◆ Recorded information ◆

************

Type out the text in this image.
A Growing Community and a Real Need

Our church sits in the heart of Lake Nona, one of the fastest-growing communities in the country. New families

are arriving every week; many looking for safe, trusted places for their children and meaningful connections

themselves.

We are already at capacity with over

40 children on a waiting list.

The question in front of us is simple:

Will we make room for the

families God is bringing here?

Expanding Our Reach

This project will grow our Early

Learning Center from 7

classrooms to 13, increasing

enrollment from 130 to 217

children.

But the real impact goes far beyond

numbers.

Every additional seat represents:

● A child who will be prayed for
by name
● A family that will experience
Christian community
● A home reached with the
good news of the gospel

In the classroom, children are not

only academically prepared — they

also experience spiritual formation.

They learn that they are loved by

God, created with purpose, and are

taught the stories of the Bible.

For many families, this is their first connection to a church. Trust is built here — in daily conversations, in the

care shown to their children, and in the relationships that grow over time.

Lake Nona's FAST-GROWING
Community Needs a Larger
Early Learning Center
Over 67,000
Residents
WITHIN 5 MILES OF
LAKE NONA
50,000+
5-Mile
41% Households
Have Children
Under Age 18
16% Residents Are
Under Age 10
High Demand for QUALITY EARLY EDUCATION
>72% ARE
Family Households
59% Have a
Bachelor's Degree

************

Copy out each line exactly.

◆ Problem solution ◆
Type out the text in this image.
A Growing Community and a Real Need

Our church sits in the heart of Lake Nona, one of the fastest-growing communities in the country. New families

are arriving every week; many looking for safe, trusted places for their children and meaningful connections

themselves.

We are already at capacity with over

40 children on a waiting list.

The question in front of us is simple:

Will we make room for the

families God is bringing here?

Expanding Our Reach

This project will grow our Early

Learning Center from 7

classrooms to 13, increasing

enrollment from 130 to 217

children.

But the real impact goes far beyond

numbers.

Every additional seat represents:

● A child who will be prayed for
by name
● A family that will experience
Christian community
● A home reached with the
good news of the gospel

In the classroom, children are not

only academically prepared — they

also experience spiritual formation.

They learn that they are loved by

God, created with purpose, and are

taught the stories of the Bible.

For many families, this is their first connection to a church. Trust is built here — in daily conversations, in the

care shown to their children, and in the relationships that grow over time.

Lake Nona's FAST-GROWING
Community Needs a Larger
Early Learning Center
Over 67,000
Residents
WITHIN 5 MILES OF
LAKE NONA
50,000+
5-Mile
41% Households
Have Children
Under Age 18
16% Residents Are
Under Age 10
High Demand for QUALITY EARLY EDUCATION
>72% ARE
Family Households
59% Have a
Bachelor's Degree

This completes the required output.